| Written request |
Copy out all lines with the word "icon" in them.

(Data records)
────────────────────────────────────────

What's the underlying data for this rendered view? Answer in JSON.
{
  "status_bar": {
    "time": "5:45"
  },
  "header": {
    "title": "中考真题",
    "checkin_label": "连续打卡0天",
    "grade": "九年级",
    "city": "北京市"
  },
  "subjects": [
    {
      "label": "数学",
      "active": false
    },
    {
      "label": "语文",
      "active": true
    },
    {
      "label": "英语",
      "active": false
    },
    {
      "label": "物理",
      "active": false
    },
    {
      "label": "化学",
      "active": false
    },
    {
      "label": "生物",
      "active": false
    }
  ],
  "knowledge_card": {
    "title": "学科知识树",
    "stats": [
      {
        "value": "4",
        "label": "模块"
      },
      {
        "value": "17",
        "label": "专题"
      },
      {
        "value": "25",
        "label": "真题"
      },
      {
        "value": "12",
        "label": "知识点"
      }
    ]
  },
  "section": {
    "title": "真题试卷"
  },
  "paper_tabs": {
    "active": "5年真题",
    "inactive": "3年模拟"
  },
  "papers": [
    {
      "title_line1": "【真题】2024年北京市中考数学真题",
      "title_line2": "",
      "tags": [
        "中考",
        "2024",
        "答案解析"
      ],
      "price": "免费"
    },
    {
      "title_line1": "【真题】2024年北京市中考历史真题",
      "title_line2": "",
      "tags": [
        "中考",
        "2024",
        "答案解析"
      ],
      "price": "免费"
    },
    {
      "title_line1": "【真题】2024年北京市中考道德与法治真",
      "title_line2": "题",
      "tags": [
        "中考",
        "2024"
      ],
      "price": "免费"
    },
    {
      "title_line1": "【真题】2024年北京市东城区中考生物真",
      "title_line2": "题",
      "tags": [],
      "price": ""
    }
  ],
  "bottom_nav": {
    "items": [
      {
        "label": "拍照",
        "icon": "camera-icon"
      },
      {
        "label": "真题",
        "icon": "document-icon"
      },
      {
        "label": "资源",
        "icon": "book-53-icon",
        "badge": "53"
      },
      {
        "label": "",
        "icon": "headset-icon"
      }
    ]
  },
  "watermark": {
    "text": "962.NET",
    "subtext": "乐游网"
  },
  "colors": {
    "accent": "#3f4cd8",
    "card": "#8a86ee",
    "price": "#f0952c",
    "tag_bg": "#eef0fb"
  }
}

────────────────────────────────────────

| Answer to this problem |
        "icon": "camera-icon"
        "icon": "document-icon"
        "icon": "book-53-icon",
        "icon": "headset-icon"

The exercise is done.